_Objective_.
Find how many lines of the listing include the string "this", and report only that figure.

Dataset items
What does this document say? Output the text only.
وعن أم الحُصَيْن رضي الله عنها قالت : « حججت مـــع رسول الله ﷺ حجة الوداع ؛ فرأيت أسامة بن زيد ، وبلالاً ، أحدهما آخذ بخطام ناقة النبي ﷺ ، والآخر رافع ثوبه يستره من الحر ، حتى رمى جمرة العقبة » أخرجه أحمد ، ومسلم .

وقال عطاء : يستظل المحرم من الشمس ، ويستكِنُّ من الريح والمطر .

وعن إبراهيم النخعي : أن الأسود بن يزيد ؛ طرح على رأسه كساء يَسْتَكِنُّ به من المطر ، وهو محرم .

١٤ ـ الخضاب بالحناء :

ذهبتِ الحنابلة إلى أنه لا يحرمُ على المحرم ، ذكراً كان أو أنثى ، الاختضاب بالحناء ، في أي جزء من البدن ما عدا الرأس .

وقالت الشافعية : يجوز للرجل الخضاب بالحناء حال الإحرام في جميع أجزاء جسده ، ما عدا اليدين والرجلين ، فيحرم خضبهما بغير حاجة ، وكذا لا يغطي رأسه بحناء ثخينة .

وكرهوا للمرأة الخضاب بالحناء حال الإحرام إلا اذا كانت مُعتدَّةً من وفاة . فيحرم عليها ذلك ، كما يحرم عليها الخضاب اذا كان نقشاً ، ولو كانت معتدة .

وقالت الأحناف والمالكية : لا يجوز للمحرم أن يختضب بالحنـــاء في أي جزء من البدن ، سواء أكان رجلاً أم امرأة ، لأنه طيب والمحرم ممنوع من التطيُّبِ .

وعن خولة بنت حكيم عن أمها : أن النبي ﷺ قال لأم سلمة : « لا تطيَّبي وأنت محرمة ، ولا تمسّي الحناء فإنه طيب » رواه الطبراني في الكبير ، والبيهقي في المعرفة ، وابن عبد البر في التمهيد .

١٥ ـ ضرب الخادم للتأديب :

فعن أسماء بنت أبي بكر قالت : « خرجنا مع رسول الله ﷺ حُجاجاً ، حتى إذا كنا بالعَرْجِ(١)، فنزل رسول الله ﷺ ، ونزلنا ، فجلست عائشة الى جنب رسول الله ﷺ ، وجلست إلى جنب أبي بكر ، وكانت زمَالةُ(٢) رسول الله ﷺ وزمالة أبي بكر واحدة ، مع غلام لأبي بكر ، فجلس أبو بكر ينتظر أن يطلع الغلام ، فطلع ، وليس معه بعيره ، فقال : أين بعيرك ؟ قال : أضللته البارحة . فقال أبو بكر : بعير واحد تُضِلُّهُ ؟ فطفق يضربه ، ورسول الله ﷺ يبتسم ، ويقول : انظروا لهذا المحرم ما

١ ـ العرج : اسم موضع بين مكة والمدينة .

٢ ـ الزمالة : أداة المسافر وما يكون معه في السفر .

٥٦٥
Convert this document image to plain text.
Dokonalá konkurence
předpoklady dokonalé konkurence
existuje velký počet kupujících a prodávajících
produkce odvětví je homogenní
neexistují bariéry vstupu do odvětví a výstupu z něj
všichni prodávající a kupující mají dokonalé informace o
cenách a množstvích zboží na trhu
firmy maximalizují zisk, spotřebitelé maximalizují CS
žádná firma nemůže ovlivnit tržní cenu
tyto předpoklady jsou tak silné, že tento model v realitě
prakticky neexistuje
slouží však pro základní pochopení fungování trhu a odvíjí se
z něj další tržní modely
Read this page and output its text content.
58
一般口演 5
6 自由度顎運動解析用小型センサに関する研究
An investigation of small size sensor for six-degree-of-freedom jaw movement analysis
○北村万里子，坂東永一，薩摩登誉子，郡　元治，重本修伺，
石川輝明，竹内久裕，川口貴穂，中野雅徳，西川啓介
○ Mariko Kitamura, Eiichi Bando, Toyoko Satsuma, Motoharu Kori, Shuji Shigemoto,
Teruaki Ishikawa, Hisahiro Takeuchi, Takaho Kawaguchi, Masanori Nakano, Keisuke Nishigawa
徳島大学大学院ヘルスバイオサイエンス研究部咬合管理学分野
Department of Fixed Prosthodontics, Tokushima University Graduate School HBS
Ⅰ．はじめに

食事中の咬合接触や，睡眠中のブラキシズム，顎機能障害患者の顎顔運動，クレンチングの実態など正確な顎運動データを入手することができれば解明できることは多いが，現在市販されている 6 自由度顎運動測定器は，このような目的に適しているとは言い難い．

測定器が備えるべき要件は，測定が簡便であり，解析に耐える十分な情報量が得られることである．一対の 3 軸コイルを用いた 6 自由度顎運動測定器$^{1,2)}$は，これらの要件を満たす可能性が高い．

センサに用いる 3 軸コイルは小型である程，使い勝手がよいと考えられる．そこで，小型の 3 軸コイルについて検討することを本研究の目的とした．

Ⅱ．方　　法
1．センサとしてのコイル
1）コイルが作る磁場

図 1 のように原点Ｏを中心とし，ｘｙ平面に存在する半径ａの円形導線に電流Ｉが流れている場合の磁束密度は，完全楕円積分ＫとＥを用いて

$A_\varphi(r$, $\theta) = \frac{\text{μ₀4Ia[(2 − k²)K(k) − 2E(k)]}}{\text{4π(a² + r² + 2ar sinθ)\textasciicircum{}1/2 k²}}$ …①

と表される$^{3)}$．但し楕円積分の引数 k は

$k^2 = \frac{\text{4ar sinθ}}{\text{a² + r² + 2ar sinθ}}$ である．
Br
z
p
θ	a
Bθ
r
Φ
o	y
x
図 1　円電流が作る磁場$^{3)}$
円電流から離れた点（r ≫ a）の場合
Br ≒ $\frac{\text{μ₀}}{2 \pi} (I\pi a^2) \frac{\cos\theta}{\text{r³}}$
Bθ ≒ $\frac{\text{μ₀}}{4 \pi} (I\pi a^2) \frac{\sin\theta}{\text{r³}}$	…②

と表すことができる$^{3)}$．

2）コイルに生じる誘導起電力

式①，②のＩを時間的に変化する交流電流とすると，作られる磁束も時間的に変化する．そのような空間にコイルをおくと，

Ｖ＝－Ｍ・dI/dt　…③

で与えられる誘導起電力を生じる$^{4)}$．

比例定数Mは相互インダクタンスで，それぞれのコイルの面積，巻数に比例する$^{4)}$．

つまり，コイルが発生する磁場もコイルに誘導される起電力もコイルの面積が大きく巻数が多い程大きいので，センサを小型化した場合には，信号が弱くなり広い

_Solved problem_.
3